> _Given problem_: Hunt for the word "value" across the entries below, copying each line that holds it.

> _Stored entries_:
○ ○ ○ ○ ○

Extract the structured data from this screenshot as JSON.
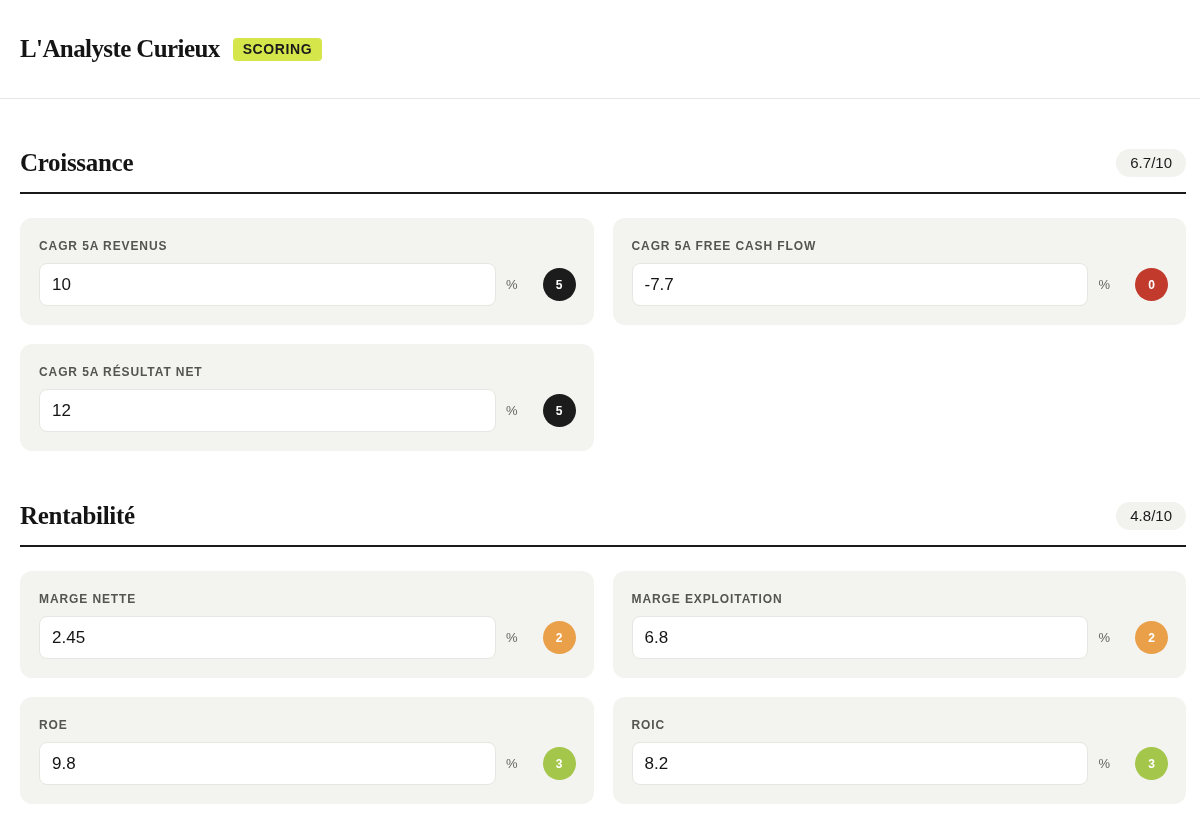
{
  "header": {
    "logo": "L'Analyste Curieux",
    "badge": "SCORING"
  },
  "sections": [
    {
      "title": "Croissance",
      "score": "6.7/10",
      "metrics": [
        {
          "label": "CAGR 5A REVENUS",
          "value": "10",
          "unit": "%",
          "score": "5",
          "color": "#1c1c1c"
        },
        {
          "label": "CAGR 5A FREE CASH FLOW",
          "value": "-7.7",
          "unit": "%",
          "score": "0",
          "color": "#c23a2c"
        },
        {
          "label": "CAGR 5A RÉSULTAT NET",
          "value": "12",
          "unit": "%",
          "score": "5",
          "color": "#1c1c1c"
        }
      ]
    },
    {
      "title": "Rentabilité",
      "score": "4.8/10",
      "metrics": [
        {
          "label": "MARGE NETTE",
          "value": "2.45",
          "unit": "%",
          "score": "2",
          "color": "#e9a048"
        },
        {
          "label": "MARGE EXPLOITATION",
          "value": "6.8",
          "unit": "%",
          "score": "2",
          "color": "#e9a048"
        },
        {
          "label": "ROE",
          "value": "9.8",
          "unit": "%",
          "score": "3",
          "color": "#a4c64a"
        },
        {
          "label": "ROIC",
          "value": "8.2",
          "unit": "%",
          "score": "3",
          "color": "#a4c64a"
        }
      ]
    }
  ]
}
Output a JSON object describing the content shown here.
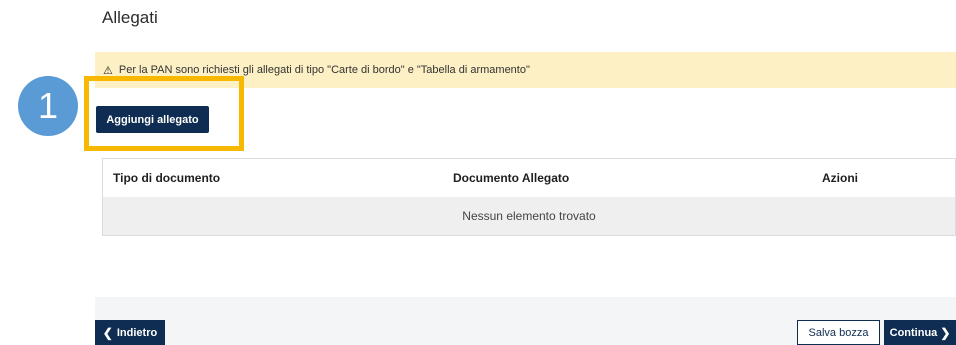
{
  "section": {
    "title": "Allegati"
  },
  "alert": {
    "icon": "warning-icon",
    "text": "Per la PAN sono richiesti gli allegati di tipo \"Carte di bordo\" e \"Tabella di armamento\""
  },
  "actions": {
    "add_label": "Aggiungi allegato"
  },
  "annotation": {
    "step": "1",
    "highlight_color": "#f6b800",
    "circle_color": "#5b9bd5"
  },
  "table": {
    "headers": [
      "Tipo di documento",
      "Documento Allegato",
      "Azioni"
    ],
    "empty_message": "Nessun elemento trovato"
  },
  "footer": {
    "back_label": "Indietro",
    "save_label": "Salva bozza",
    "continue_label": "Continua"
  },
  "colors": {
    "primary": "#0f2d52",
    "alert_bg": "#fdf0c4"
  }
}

○ ○ ○ ○ ○

> _Complete answer_:
          "value": "10",
          "value": "-7.7",
          "value": "12",
          "value": "2.45",
          "value": "6.8",
          "value": "9.8",
          "value": "8.2",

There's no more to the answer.